-- Start of INFORMATION GIVEN --
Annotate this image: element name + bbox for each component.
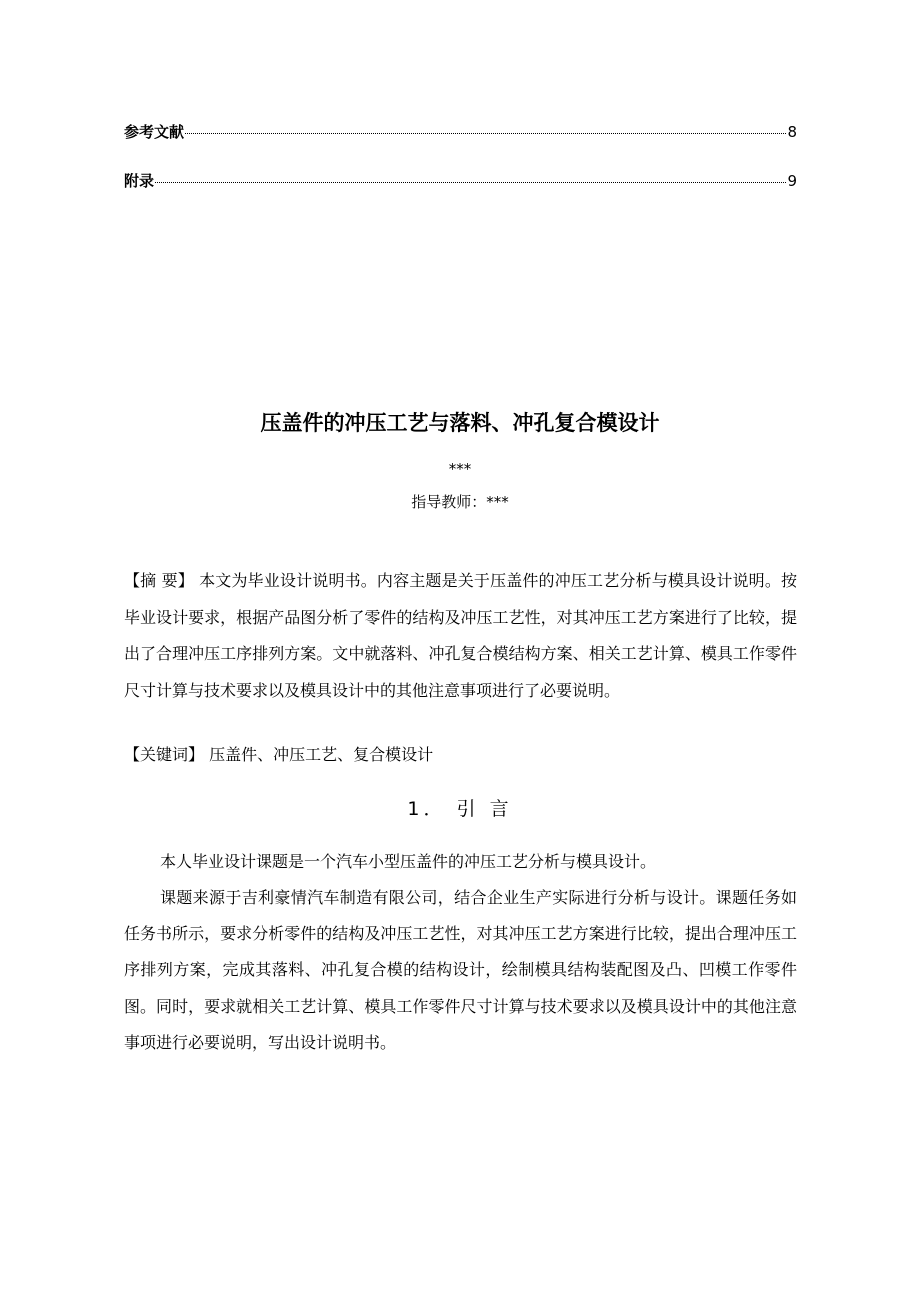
toc-entry-page: 9 bbox=[787, 172, 797, 190]
toc-dot-leader bbox=[185, 133, 786, 134]
toc-dot-leader bbox=[155, 182, 786, 183]
toc-entry-label: 参考文献 bbox=[124, 123, 185, 141]
keywords-line: 【关键词】 压盖件、冲压工艺、复合模设计 bbox=[124, 745, 434, 764]
abstract-paragraph: 【摘 要】 本文为毕业设计说明书。内容主题是关于压盖件的冲压工艺分析与模具设计说明。按毕业设计要求，根据产品图分析了零件的结构及冲压工艺性，对其冲压工艺方案进行了比较，提出了合理冲压工序排列方案。文中就落料、冲孔复合模结构方案、相关工艺计算、模具工作零件尺寸计算与技术要求以及模具设计中的其他注意事项进行了必要说明。 bbox=[124, 571, 797, 700]
toc-entry-references[interactable] bbox=[124, 121, 797, 145]
body-paragraph: 本人毕业设计课题是一个汽车小型压盖件的冲压工艺分析与模具设计。 bbox=[160, 852, 657, 871]
toc-entry-appendix[interactable] bbox=[124, 170, 797, 194]
author-name: *** bbox=[448, 460, 472, 478]
body-paragraph: 课题来源于吉利豪情汽车制造有限公司，结合企业生产实际进行分析与设计。课题任务如任务书所示，要求分析零件的结构及冲压工艺性，对其冲压工艺方案进行比较，提出合理冲压工序排列方案，完成其落料、冲孔复合模的结构设计，绘制模具结构装配图及凸、凹模工作零件图。同时，要求就相关工艺计算、模具工作零件尺寸计算与技术要求以及模具设计中的其他注意事项进行必要说明，写出设计说明书。 bbox=[124, 888, 797, 1052]
section-heading-introduction: 1． 引 言 bbox=[407, 798, 513, 820]
toc-entry-page: 8 bbox=[787, 123, 797, 141]
toc-entry-label: 附录 bbox=[124, 172, 155, 190]
paper-title: 压盖件的冲压工艺与落料、冲孔复合模设计 bbox=[260, 411, 660, 435]
advisor-name: 指导教师：*** bbox=[411, 493, 509, 511]
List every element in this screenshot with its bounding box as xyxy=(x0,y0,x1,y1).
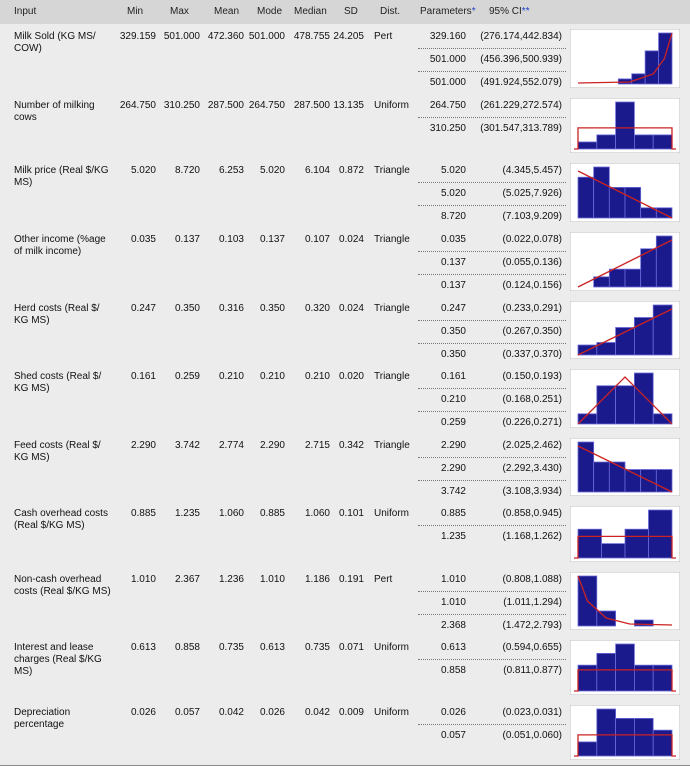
dist-value: Pert xyxy=(374,574,393,585)
table-row xyxy=(0,635,690,701)
ci-value: (4.345,5.457) xyxy=(502,165,562,176)
max-value: 0.057 xyxy=(174,707,200,718)
input-label: Non-cash overhead costs (Real $/KG MS) xyxy=(14,574,111,597)
ci-value: (3.108,3.934) xyxy=(502,486,562,497)
histogram-bar xyxy=(634,718,653,756)
parameters-footnote-mark: * xyxy=(471,6,476,17)
header-min: Min xyxy=(127,6,144,17)
sd-value: 24.205 xyxy=(333,31,364,42)
histogram-bar xyxy=(597,709,616,756)
histogram-bar xyxy=(634,665,653,691)
histogram-bar xyxy=(634,373,653,424)
histogram-bar xyxy=(616,102,635,149)
histogram-bar xyxy=(578,742,597,756)
parameter-value: 0.137 xyxy=(440,280,466,291)
mode-value: 2.290 xyxy=(259,440,285,451)
sd-value: 0.009 xyxy=(338,707,364,718)
max-value: 501.000 xyxy=(163,31,200,42)
sd-value: 0.024 xyxy=(338,234,364,245)
histogram-bar xyxy=(597,653,616,691)
ci-value: (0.051,0.060) xyxy=(502,730,562,741)
median-value: 1.186 xyxy=(304,574,330,585)
median-value: 2.715 xyxy=(304,440,330,451)
parameter-value: 501.000 xyxy=(429,77,466,88)
input-label: Other income (%age of milk income) xyxy=(14,234,106,257)
histogram-bar xyxy=(578,665,597,691)
parameter-divider xyxy=(418,205,566,206)
median-value: 0.107 xyxy=(304,234,330,245)
mode-value: 501.000 xyxy=(248,31,285,42)
parameter-divider xyxy=(418,117,566,118)
ci-value: (7.103,9.209) xyxy=(502,211,562,222)
parameter-value: 1.010 xyxy=(440,597,466,608)
histogram-bar xyxy=(578,529,602,558)
median-value: 287.500 xyxy=(293,100,330,111)
histogram-bar xyxy=(594,167,610,218)
histogram-triangle-left xyxy=(570,438,680,496)
table-row xyxy=(0,433,690,502)
parameter-value: 0.350 xyxy=(440,349,466,360)
ci-value: (0.055,0.136) xyxy=(502,257,562,268)
header-max: Max xyxy=(170,6,189,17)
parameter-value: 0.137 xyxy=(440,257,466,268)
parameter-divider xyxy=(418,343,566,344)
min-value: 0.026 xyxy=(130,707,156,718)
mean-value: 0.042 xyxy=(218,707,244,718)
header-parameters: Parameters* xyxy=(420,6,476,17)
histogram-uniform xyxy=(570,98,680,153)
max-value: 310.250 xyxy=(163,100,200,111)
ci-value: (0.226,0.271) xyxy=(502,417,562,428)
input-label: Cash overhead costs (Real $/KG MS) xyxy=(14,508,108,531)
ci-value: (0.267,0.350) xyxy=(502,326,562,337)
parameter-value: 1.235 xyxy=(440,531,466,542)
min-value: 2.290 xyxy=(130,440,156,451)
sd-value: 0.020 xyxy=(338,371,364,382)
parameter-value: 2.290 xyxy=(440,463,466,474)
histogram-bar xyxy=(653,665,672,691)
ci-value: (1.011,1.294) xyxy=(503,597,562,608)
parameter-value: 0.026 xyxy=(440,707,466,718)
parameter-divider xyxy=(418,525,566,526)
ci-value: (0.811,0.877) xyxy=(503,665,562,676)
mode-value: 0.210 xyxy=(259,371,285,382)
histogram-bar xyxy=(616,644,635,691)
mean-value: 2.774 xyxy=(218,440,244,451)
parameter-divider xyxy=(418,320,566,321)
parameter-value: 2.368 xyxy=(440,620,466,631)
header-dist: Dist. xyxy=(380,6,400,17)
histogram-triangle-sym xyxy=(570,369,680,428)
histogram-bar xyxy=(653,305,672,355)
ci-value: (2.025,2.462) xyxy=(502,440,562,451)
histogram-bar xyxy=(653,730,672,756)
ci-value: (0.150,0.193) xyxy=(502,371,562,382)
histogram-triangle-right xyxy=(570,232,680,291)
histogram-bar xyxy=(609,462,625,492)
header-median: Median xyxy=(294,6,327,17)
min-value: 0.613 xyxy=(130,642,156,653)
parameter-value: 264.750 xyxy=(429,100,466,111)
max-value: 3.742 xyxy=(174,440,200,451)
parameter-value: 0.885 xyxy=(440,508,466,519)
input-label: Depreciation percentage xyxy=(14,707,71,730)
table-row xyxy=(0,567,690,636)
table-row xyxy=(0,24,690,94)
sd-value: 0.101 xyxy=(338,508,364,519)
ci-value: (456.396,500.939) xyxy=(480,54,562,65)
histogram-bar xyxy=(625,187,641,218)
table-row xyxy=(0,501,690,568)
ci-value: (2.292,3.430) xyxy=(502,463,562,474)
mode-value: 0.350 xyxy=(259,303,285,314)
parameter-value: 0.057 xyxy=(440,730,466,741)
min-value: 329.159 xyxy=(119,31,156,42)
histogram-uniform xyxy=(570,705,680,760)
mode-value: 5.020 xyxy=(259,165,285,176)
parameter-divider xyxy=(418,48,566,49)
input-label: Interest and lease charges (Real $/KG MS) xyxy=(14,642,102,677)
ci-value: (0.594,0.655) xyxy=(502,642,562,653)
ci-value: (0.808,1.088) xyxy=(502,574,562,585)
min-value: 5.020 xyxy=(130,165,156,176)
max-value: 0.858 xyxy=(174,642,200,653)
dist-value: Triangle xyxy=(374,371,410,382)
ci-value: (0.124,0.156) xyxy=(502,280,562,291)
sd-value: 0.342 xyxy=(338,440,364,451)
ci-value: (301.547,313.789) xyxy=(480,123,562,134)
parameter-value: 0.247 xyxy=(440,303,466,314)
table-row xyxy=(0,700,690,766)
parameter-value: 0.259 xyxy=(440,417,466,428)
histogram-bar xyxy=(578,177,594,218)
parameter-value: 0.210 xyxy=(440,394,466,405)
table-row xyxy=(0,227,690,297)
header-mode: Mode xyxy=(257,6,283,17)
parameter-value: 1.010 xyxy=(440,574,466,585)
parameter-value: 0.035 xyxy=(440,234,466,245)
parameter-value: 501.000 xyxy=(429,54,466,65)
min-value: 1.010 xyxy=(130,574,156,585)
sd-value: 0.024 xyxy=(338,303,364,314)
histogram-bar xyxy=(578,142,597,149)
ci-value: (0.022,0.078) xyxy=(502,234,562,245)
parameter-value: 0.858 xyxy=(440,665,466,676)
mode-value: 0.885 xyxy=(259,508,285,519)
parameter-value: 5.020 xyxy=(440,165,466,176)
histogram-pert-left xyxy=(570,572,680,630)
ci-value: (276.174,442.834) xyxy=(480,31,562,42)
dist-value: Pert xyxy=(374,31,393,42)
histogram-triangle-left xyxy=(570,163,680,222)
input-label: Feed costs (Real $/ KG MS) xyxy=(14,440,101,463)
histogram-bar xyxy=(594,462,610,492)
dist-value: Uniform xyxy=(374,707,410,718)
input-label: Number of milking cows xyxy=(14,100,95,123)
histogram-bar xyxy=(602,544,626,558)
histogram-bar xyxy=(609,269,625,287)
parameter-value: 0.350 xyxy=(440,326,466,337)
dist-value: Triangle xyxy=(374,440,410,451)
sd-value: 0.872 xyxy=(338,165,364,176)
sd-value: 0.071 xyxy=(338,642,364,653)
parameter-divider xyxy=(418,480,566,481)
input-label: Herd costs (Real $/ KG MS) xyxy=(14,303,100,326)
max-value: 0.350 xyxy=(174,303,200,314)
ci-footnote-mark: ** xyxy=(521,6,530,17)
histogram-uniform xyxy=(570,640,680,695)
input-label: Milk Sold (KG MS/ COW) xyxy=(14,31,96,54)
median-value: 0.735 xyxy=(304,642,330,653)
parameter-divider xyxy=(418,274,566,275)
median-value: 0.210 xyxy=(304,371,330,382)
dist-value: Uniform xyxy=(374,100,410,111)
table-row xyxy=(0,158,690,228)
mode-value: 0.026 xyxy=(259,707,285,718)
ci-value: (261.229,272.574) xyxy=(480,100,562,111)
header-ci: 95% CI** xyxy=(489,6,530,17)
mean-value: 1.060 xyxy=(218,508,244,519)
median-value: 1.060 xyxy=(304,508,330,519)
parameter-value: 0.161 xyxy=(440,371,466,382)
mean-value: 6.253 xyxy=(218,165,244,176)
mode-value: 0.137 xyxy=(259,234,285,245)
parameter-value: 2.290 xyxy=(440,440,466,451)
median-value: 0.042 xyxy=(304,707,330,718)
histogram-triangle-right xyxy=(570,301,680,359)
parameter-divider xyxy=(418,411,566,412)
ci-value: (0.858,0.945) xyxy=(502,508,562,519)
min-value: 0.035 xyxy=(130,234,156,245)
sd-value: 13.135 xyxy=(333,100,364,111)
mode-value: 264.750 xyxy=(248,100,285,111)
parameter-value: 3.742 xyxy=(440,486,466,497)
ci-value: (1.168,1.262) xyxy=(502,531,562,542)
histogram-pert-right xyxy=(570,29,680,88)
histogram-bar xyxy=(653,135,672,149)
histogram-bar xyxy=(625,529,649,558)
mean-value: 0.316 xyxy=(218,303,244,314)
histogram-bar xyxy=(649,510,673,558)
mean-value: 0.103 xyxy=(218,234,244,245)
ci-value: (5.025,7.926) xyxy=(502,188,562,199)
input-label: Milk price (Real $/KG MS) xyxy=(14,165,109,188)
ci-value: (1.472,2.793) xyxy=(502,620,562,631)
parameter-divider xyxy=(418,591,566,592)
dist-value: Triangle xyxy=(374,303,410,314)
max-value: 8.720 xyxy=(174,165,200,176)
mean-value: 1.236 xyxy=(218,574,244,585)
dist-value: Triangle xyxy=(374,165,410,176)
max-value: 2.367 xyxy=(174,574,200,585)
parameter-divider xyxy=(418,388,566,389)
mean-value: 287.500 xyxy=(207,100,244,111)
median-value: 6.104 xyxy=(304,165,330,176)
header-input: Input xyxy=(14,6,37,17)
table-header xyxy=(0,0,690,26)
table-row xyxy=(0,93,690,159)
max-value: 0.259 xyxy=(174,371,200,382)
table-row xyxy=(0,296,690,365)
parameter-divider xyxy=(418,251,566,252)
min-value: 0.247 xyxy=(130,303,156,314)
histogram-bar xyxy=(597,135,616,149)
parameter-divider xyxy=(418,614,566,615)
parameter-divider xyxy=(418,724,566,725)
min-value: 0.885 xyxy=(130,508,156,519)
histogram-bar xyxy=(645,51,658,84)
dist-value: Triangle xyxy=(374,234,410,245)
parameter-divider xyxy=(418,71,566,72)
histogram-uniform xyxy=(570,506,680,562)
parameter-value: 329.160 xyxy=(429,31,466,42)
ci-value: (0.168,0.251) xyxy=(502,394,562,405)
histogram-bar xyxy=(616,386,635,424)
input-label: Shed costs (Real $/ KG MS) xyxy=(14,371,102,394)
histogram-bar xyxy=(616,718,635,756)
ci-value: (0.337,0.370) xyxy=(502,349,562,360)
parameter-value: 310.250 xyxy=(429,123,466,134)
ci-value: (0.233,0.291) xyxy=(502,303,562,314)
median-value: 478.755 xyxy=(293,31,330,42)
dist-value: Uniform xyxy=(374,642,410,653)
header-mean: Mean xyxy=(214,6,240,17)
median-value: 0.320 xyxy=(304,303,330,314)
parameter-divider xyxy=(418,182,566,183)
max-value: 0.137 xyxy=(174,234,200,245)
ci-value: (0.023,0.031) xyxy=(502,707,562,718)
mean-value: 0.210 xyxy=(218,371,244,382)
parameter-divider xyxy=(418,659,566,660)
min-value: 264.750 xyxy=(119,100,156,111)
mode-value: 0.613 xyxy=(259,642,285,653)
ci-value: (491.924,552.079) xyxy=(480,77,562,88)
header-sd: SD xyxy=(344,6,358,17)
mean-value: 0.735 xyxy=(218,642,244,653)
histogram-bar xyxy=(609,187,625,218)
dist-value: Uniform xyxy=(374,508,410,519)
max-value: 1.235 xyxy=(174,508,200,519)
sd-value: 0.191 xyxy=(338,574,364,585)
table-row xyxy=(0,364,690,434)
histogram-bar xyxy=(597,386,616,424)
mode-value: 1.010 xyxy=(259,574,285,585)
parameter-value: 8.720 xyxy=(440,211,466,222)
histogram-bar xyxy=(634,135,653,149)
min-value: 0.161 xyxy=(130,371,156,382)
histogram-bar xyxy=(625,269,641,287)
mean-value: 472.360 xyxy=(207,31,244,42)
parameter-divider xyxy=(418,457,566,458)
parameter-value: 5.020 xyxy=(440,188,466,199)
parameter-value: 0.613 xyxy=(440,642,466,653)
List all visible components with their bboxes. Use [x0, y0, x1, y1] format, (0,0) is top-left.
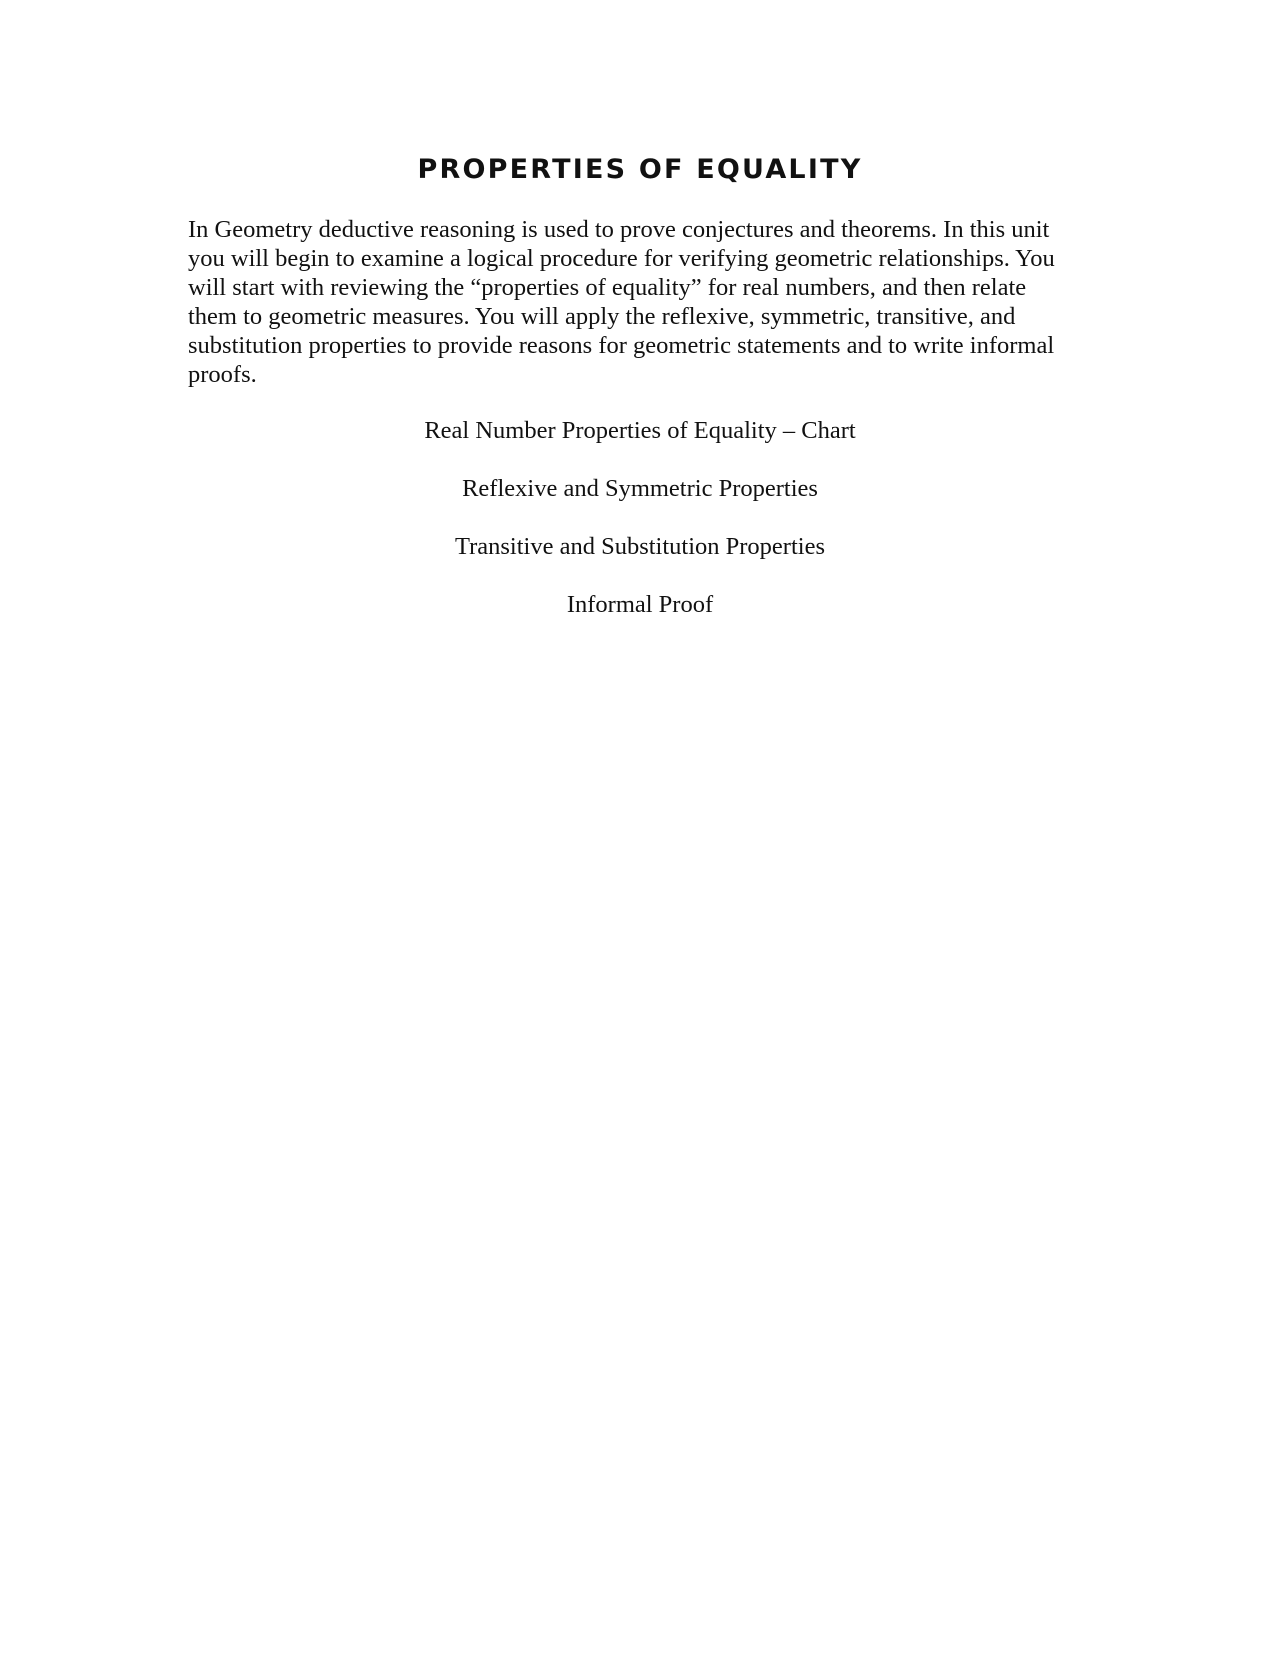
topic-list	[0, 416, 1280, 648]
intro-line: In Geometry deductive reasoning is used to prove conjectures and theorems. In this unit	[188, 216, 1050, 243]
topic-item-informal-proof: Informal Proof	[566, 591, 714, 618]
intro-line: you will begin to examine a logical procedure for verifying geometric relationships. You	[188, 245, 1055, 272]
intro-line: substitution properties to provide reasons for geometric statements and to write informal	[188, 332, 1055, 359]
topic-item-real-number-chart: Real Number Properties of Equality – Chart	[424, 417, 856, 444]
intro-line: will start with reviewing the “properties of equality” for real numbers, and then relate	[188, 274, 1027, 301]
topic-item-transitive-substitution: Transitive and Substitution Properties	[454, 533, 825, 560]
intro-line: proofs.	[188, 361, 257, 388]
intro-line: them to geometric measures. You will apply the reflexive, symmetric, transitive, and	[188, 303, 1016, 330]
page-title: PROPERTIES OF EQUALITY	[417, 154, 863, 185]
intro-paragraph	[188, 215, 1094, 389]
topic-item-reflexive-symmetric: Reflexive and Symmetric Properties	[462, 475, 818, 502]
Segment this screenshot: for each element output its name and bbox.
-- End of INFORMATION GIVEN --
> WHAT TO DO
Reproduce only the lines between the one containing "dist-value: Pert xyxy=(374,574,393,585)" and the one containing "histogram-bar xyxy=(597,653,616,691)", inclusive, substituting "histogram-column" for "histogram-bar" and leaving everything else as it stands.

> COMPLETE ANSWER
dist-value: Pert xyxy=(374,574,393,585)
table-row xyxy=(0,635,690,701)
ci-value: (4.345,5.457) xyxy=(502,165,562,176)
max-value: 0.057 xyxy=(174,707,200,718)
input-label: Non-cash overhead costs (Real $/KG MS) xyxy=(14,574,111,597)
ci-value: (3.108,3.934) xyxy=(502,486,562,497)
histogram-column xyxy=(634,718,653,756)
parameters-footnote-mark: * xyxy=(471,6,476,17)
header-min: Min xyxy=(127,6,144,17)
sd-value: 24.205 xyxy=(333,31,364,42)
histogram-column xyxy=(597,709,616,756)
histogram-column xyxy=(634,665,653,691)
histogram-column xyxy=(634,373,653,424)
histogram-column xyxy=(616,102,635,149)
histogram-column xyxy=(578,742,597,756)
parameter-value: 0.137 xyxy=(440,280,466,291)
mode-value: 2.290 xyxy=(259,440,285,451)
sd-value: 0.009 xyxy=(338,707,364,718)
max-value: 501.000 xyxy=(163,31,200,42)
sd-value: 0.024 xyxy=(338,234,364,245)
histogram-column xyxy=(597,653,616,691)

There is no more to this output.